*Records to process*.
━━━━━━━━━━━━━━━━━━━━

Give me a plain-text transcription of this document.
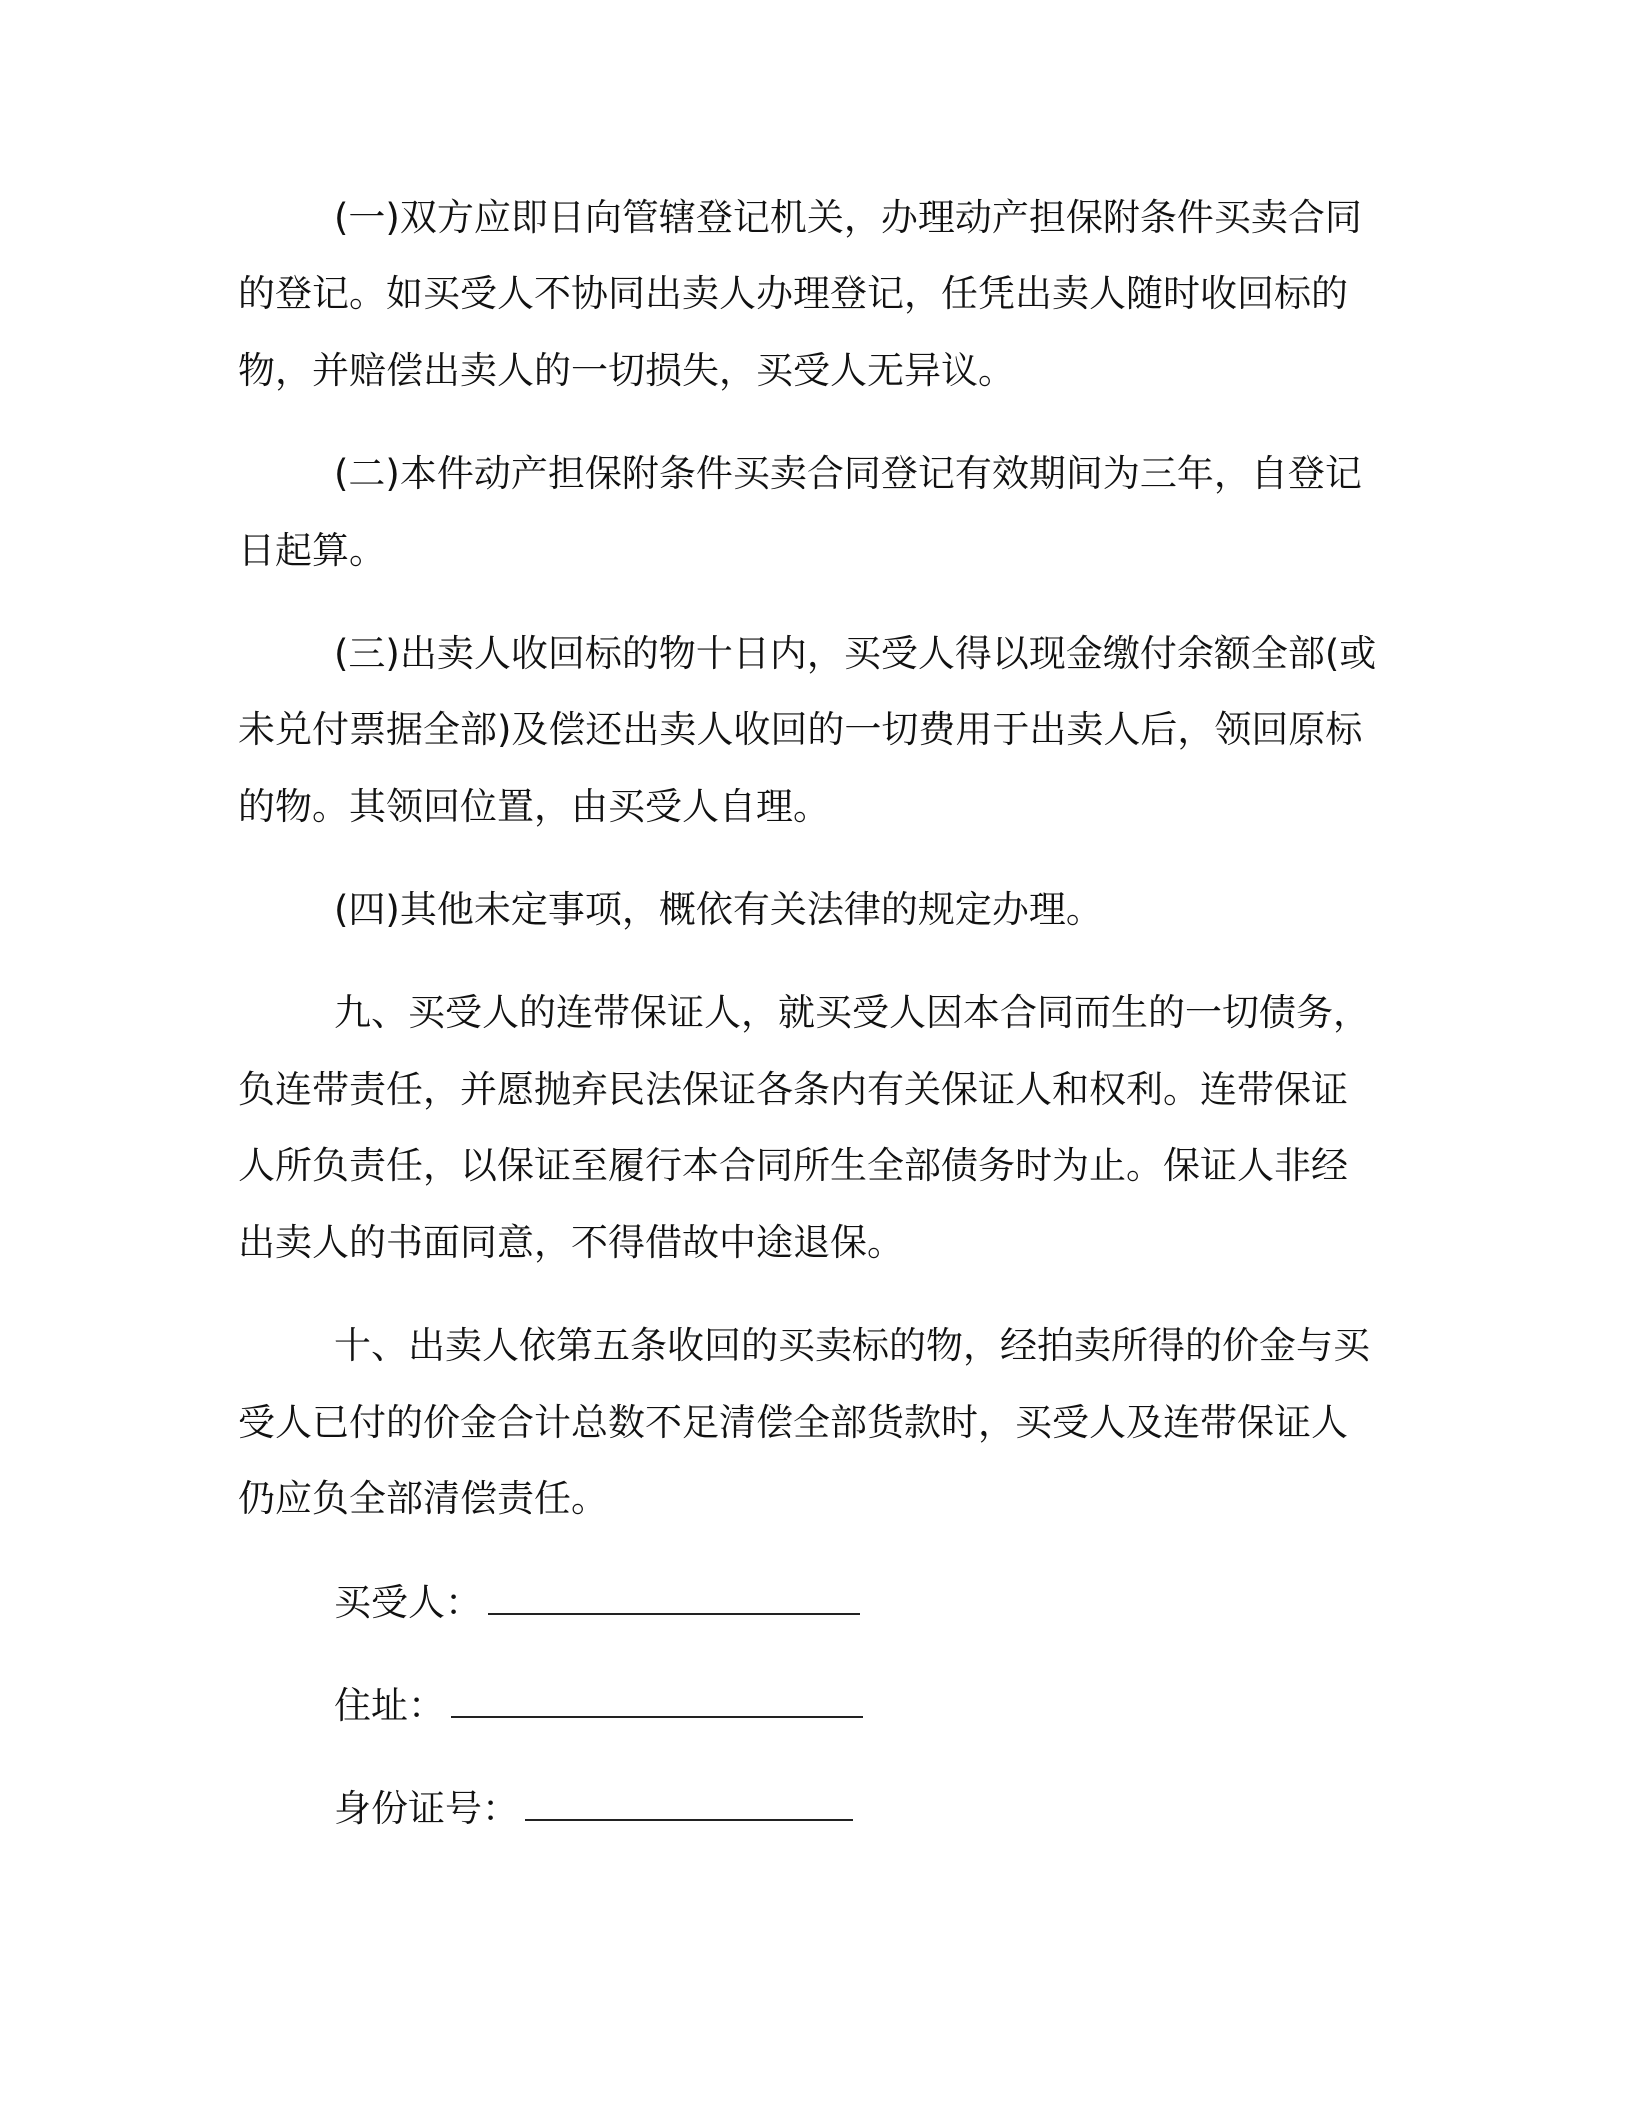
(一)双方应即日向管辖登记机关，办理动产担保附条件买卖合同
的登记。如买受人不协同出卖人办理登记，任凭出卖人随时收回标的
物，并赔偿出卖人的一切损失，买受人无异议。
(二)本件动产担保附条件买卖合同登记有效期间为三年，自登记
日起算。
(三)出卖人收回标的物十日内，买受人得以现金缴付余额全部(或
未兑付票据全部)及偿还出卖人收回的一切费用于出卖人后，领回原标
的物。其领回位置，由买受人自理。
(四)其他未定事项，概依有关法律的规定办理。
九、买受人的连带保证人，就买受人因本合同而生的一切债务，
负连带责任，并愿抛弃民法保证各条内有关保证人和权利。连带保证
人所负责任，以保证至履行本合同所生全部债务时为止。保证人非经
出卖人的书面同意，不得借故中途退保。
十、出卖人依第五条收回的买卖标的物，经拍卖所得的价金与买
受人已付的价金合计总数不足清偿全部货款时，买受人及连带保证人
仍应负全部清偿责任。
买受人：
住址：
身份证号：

━━━━━━━━━━━━━━━━━━━━

*Goal of the exercise*. From the entries above, output every line exactly and omit any image.

*Answer below*.
Give me a plain-text transcription of this document.
(一)双方应即日向管辖登记机关，办理动产担保附条件买卖合同
的登记。如买受人不协同出卖人办理登记，任凭出卖人随时收回标的
物，并赔偿出卖人的一切损失，买受人无异议。
(二)本件动产担保附条件买卖合同登记有效期间为三年，自登记
日起算。
(三)出卖人收回标的物十日内，买受人得以现金缴付余额全部(或
未兑付票据全部)及偿还出卖人收回的一切费用于出卖人后，领回原标
的物。其领回位置，由买受人自理。
(四)其他未定事项，概依有关法律的规定办理。
九、买受人的连带保证人，就买受人因本合同而生的一切债务，
负连带责任，并愿抛弃民法保证各条内有关保证人和权利。连带保证
人所负责任，以保证至履行本合同所生全部债务时为止。保证人非经
出卖人的书面同意，不得借故中途退保。
十、出卖人依第五条收回的买卖标的物，经拍卖所得的价金与买
受人已付的价金合计总数不足清偿全部货款时，买受人及连带保证人
仍应负全部清偿责任。
买受人：
住址：
身份证号：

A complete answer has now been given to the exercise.